[Start Data listing]

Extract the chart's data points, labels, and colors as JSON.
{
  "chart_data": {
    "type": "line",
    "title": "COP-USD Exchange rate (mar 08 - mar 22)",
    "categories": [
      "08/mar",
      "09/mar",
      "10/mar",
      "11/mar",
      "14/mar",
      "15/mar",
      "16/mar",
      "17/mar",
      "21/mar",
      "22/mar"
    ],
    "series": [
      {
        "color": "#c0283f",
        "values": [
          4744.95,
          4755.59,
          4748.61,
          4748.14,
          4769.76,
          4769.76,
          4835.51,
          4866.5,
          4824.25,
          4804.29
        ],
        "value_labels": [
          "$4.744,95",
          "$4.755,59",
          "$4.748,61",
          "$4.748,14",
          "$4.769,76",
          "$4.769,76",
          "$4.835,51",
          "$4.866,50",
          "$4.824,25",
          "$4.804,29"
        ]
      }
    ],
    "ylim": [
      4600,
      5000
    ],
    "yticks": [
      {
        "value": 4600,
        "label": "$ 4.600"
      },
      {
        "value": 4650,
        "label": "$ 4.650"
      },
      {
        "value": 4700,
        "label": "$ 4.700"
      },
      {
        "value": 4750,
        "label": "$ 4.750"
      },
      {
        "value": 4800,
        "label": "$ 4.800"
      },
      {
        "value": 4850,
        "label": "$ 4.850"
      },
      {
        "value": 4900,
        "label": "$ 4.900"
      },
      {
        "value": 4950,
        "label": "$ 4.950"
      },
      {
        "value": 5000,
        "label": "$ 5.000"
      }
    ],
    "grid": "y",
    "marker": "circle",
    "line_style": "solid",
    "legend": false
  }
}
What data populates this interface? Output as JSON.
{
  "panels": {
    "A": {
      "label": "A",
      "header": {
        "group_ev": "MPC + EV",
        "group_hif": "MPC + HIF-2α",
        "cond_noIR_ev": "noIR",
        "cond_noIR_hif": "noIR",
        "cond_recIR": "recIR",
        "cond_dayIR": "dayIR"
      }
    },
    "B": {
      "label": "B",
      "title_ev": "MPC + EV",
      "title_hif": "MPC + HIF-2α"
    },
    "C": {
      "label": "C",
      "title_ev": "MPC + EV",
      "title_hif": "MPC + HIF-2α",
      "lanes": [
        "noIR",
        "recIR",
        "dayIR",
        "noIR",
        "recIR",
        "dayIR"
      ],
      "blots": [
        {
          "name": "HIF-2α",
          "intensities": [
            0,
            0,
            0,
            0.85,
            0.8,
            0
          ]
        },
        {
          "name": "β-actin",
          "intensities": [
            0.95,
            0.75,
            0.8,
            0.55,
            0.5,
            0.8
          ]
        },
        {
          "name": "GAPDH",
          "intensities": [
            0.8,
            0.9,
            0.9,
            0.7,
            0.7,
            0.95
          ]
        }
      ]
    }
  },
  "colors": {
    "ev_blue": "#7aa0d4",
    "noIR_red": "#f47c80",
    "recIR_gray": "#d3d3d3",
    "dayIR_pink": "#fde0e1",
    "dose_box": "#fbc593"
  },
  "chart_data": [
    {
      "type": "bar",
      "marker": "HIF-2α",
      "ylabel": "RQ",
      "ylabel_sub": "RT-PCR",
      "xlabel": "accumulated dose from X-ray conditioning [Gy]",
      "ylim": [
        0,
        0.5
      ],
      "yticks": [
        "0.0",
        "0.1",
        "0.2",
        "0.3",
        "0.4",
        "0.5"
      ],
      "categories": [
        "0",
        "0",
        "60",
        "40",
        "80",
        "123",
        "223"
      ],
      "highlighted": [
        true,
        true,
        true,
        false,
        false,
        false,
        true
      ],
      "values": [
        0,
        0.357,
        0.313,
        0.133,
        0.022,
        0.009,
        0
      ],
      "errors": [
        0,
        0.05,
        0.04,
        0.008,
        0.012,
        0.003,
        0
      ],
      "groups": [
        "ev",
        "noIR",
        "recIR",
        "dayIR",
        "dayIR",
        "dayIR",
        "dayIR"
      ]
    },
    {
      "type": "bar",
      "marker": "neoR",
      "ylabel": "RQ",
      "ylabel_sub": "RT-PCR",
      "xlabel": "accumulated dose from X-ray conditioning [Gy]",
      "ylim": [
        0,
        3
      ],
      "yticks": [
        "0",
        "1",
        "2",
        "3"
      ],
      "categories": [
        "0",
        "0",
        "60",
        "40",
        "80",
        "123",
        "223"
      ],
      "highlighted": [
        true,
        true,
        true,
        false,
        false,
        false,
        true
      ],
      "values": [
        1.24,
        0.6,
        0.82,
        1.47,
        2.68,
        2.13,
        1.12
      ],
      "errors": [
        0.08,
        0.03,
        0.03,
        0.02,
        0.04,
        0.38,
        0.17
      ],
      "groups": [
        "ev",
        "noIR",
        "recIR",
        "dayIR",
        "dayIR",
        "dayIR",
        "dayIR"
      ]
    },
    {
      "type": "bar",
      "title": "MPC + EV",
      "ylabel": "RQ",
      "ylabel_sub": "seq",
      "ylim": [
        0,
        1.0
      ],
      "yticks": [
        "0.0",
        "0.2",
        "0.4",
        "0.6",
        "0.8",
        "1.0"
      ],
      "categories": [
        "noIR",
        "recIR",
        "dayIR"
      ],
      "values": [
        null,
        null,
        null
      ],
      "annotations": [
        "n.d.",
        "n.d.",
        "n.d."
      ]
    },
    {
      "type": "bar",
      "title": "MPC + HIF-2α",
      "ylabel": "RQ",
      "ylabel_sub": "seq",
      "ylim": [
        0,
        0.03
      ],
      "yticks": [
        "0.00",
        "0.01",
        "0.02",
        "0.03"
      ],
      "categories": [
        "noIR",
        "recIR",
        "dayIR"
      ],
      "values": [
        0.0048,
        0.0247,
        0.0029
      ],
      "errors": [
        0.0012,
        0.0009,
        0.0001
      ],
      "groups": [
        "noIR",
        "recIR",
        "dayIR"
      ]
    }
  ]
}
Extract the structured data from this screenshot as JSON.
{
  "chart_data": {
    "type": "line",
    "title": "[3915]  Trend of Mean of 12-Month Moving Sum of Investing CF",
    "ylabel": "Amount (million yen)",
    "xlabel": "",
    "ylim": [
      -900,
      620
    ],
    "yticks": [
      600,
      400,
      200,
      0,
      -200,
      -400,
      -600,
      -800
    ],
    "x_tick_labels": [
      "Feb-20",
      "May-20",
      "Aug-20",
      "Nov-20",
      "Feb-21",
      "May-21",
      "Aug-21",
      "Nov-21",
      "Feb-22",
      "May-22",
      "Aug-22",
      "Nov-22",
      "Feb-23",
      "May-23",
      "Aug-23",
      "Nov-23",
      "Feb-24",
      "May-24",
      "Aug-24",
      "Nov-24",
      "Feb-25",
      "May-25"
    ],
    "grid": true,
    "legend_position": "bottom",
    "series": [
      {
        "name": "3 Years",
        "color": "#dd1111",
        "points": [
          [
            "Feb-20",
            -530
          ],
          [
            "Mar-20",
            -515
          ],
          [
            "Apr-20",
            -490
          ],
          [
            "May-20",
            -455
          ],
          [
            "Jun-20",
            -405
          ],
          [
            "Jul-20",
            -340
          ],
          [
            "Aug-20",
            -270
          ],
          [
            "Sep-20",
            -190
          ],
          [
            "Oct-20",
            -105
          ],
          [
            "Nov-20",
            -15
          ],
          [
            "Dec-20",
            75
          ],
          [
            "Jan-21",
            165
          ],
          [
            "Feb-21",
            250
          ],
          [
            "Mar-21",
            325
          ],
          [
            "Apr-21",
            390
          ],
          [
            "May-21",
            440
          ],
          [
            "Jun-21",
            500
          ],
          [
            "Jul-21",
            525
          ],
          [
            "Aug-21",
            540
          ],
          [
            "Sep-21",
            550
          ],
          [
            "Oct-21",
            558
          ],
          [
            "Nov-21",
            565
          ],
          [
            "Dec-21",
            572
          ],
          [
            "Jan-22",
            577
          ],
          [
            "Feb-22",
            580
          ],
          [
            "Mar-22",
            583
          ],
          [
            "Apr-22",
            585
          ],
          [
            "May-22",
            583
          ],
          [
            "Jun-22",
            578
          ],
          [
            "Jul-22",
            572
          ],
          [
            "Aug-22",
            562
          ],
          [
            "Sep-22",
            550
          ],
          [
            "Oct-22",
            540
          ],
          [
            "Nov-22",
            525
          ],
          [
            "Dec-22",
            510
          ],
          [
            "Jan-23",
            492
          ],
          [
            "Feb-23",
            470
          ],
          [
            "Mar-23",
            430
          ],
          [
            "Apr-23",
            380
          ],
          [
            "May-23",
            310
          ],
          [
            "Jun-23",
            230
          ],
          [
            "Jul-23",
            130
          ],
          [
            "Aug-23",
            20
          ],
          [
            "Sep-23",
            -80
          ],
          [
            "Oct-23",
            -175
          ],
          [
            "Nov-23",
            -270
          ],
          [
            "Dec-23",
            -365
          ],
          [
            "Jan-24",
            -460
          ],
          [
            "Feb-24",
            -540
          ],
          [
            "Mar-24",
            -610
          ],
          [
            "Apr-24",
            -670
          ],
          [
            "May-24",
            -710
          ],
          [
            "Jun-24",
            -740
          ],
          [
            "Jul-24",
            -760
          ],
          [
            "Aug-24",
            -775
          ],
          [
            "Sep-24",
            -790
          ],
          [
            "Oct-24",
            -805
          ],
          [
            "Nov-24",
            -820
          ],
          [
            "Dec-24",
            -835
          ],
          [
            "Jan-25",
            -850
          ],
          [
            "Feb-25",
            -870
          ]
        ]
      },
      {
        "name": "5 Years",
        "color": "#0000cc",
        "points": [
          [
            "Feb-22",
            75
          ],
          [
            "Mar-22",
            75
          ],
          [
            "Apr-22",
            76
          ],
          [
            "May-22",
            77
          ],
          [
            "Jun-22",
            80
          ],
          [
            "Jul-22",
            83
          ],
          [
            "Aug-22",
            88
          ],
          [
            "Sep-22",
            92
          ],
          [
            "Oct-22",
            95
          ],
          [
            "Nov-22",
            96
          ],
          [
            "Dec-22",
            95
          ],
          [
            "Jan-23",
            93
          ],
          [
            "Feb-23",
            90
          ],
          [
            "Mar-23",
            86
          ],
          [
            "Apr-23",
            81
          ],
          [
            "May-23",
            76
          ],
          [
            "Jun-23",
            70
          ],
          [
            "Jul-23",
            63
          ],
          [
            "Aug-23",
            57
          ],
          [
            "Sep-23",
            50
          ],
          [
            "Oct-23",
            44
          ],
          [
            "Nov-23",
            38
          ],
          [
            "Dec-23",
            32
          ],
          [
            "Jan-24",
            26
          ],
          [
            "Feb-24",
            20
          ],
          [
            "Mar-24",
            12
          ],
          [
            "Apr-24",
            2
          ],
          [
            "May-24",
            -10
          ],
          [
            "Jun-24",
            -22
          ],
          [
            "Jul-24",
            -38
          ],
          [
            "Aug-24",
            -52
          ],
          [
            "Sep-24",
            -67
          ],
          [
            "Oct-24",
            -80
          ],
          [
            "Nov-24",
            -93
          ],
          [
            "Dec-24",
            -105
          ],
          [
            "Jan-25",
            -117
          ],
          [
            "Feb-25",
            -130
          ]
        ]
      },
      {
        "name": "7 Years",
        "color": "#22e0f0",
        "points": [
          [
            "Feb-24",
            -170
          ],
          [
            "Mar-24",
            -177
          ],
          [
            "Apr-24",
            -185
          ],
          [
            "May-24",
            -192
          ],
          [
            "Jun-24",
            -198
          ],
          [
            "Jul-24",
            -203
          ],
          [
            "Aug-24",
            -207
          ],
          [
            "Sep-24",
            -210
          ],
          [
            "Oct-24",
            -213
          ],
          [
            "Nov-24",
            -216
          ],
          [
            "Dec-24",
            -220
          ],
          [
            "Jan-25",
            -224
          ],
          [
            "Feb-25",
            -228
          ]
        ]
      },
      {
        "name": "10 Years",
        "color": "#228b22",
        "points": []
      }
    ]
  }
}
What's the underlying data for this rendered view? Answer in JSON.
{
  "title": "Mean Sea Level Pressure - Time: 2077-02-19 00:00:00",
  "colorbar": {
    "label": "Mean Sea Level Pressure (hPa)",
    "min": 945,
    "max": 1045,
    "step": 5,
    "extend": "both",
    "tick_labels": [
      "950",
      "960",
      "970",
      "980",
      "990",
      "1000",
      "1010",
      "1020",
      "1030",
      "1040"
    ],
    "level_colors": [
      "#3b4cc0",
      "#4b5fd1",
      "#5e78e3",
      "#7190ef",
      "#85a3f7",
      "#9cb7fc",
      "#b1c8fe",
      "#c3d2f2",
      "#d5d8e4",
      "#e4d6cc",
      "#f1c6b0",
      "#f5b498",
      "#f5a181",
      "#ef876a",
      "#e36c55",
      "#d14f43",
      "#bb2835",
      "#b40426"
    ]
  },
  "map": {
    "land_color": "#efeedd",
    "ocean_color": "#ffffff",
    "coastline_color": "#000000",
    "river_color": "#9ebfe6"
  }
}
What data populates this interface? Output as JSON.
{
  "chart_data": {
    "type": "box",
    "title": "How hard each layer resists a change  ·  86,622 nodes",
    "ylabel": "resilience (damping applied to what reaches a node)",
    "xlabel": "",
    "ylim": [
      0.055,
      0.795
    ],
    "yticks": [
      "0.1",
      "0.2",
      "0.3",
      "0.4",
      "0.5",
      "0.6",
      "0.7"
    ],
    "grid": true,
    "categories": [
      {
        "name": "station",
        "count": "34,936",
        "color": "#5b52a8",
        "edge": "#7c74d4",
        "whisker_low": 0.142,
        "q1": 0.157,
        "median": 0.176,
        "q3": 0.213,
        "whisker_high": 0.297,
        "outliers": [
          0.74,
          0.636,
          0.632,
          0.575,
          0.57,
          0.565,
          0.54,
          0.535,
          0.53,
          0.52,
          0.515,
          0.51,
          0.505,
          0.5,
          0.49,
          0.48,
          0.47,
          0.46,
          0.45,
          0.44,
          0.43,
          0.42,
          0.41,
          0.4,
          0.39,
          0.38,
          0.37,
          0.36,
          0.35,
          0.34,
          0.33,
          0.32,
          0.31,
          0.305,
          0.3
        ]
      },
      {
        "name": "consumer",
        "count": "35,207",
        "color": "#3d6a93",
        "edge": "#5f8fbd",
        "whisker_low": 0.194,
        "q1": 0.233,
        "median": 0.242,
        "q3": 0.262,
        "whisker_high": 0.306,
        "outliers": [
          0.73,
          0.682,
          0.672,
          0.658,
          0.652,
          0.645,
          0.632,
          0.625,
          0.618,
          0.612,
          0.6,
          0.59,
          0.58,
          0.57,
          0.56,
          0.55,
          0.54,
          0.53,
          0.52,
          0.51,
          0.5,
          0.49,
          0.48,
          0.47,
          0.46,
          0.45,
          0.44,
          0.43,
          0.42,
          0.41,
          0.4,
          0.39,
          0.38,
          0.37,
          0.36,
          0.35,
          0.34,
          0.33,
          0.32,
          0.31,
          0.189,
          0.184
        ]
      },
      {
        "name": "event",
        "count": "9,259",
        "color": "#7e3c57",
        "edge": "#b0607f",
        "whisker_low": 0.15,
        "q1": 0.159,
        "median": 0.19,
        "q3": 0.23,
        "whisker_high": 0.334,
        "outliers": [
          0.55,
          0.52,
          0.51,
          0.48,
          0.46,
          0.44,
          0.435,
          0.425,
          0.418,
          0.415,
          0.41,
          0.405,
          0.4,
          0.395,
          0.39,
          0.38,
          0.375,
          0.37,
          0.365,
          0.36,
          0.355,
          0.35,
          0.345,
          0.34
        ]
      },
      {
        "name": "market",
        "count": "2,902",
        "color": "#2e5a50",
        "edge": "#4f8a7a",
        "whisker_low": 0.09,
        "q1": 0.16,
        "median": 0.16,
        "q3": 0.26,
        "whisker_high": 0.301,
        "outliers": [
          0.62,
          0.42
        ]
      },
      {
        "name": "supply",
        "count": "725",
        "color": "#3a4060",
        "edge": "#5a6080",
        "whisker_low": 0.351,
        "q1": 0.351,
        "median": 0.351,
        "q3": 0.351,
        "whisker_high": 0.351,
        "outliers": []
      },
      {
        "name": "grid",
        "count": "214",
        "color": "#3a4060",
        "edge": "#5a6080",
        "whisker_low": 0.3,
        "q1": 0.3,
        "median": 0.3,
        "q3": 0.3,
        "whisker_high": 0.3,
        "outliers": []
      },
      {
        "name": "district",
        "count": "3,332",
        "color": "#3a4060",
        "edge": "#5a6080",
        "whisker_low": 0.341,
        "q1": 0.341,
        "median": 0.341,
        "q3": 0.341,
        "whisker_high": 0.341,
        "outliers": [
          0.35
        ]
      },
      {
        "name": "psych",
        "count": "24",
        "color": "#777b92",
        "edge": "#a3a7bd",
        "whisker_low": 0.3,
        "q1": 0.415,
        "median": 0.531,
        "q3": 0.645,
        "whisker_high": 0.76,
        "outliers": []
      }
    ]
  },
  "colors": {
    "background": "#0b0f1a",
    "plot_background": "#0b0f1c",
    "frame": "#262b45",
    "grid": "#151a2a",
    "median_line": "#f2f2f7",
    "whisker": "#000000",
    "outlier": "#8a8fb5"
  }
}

[End Data listing]

Your instructions:
Using the material above, report each line where "Pressure" occurs.

Expected output:
  "title": "Mean Sea Level Pressure - Time: 2077-02-19 00:00:00",
    "label": "Mean Sea Level Pressure (hPa)",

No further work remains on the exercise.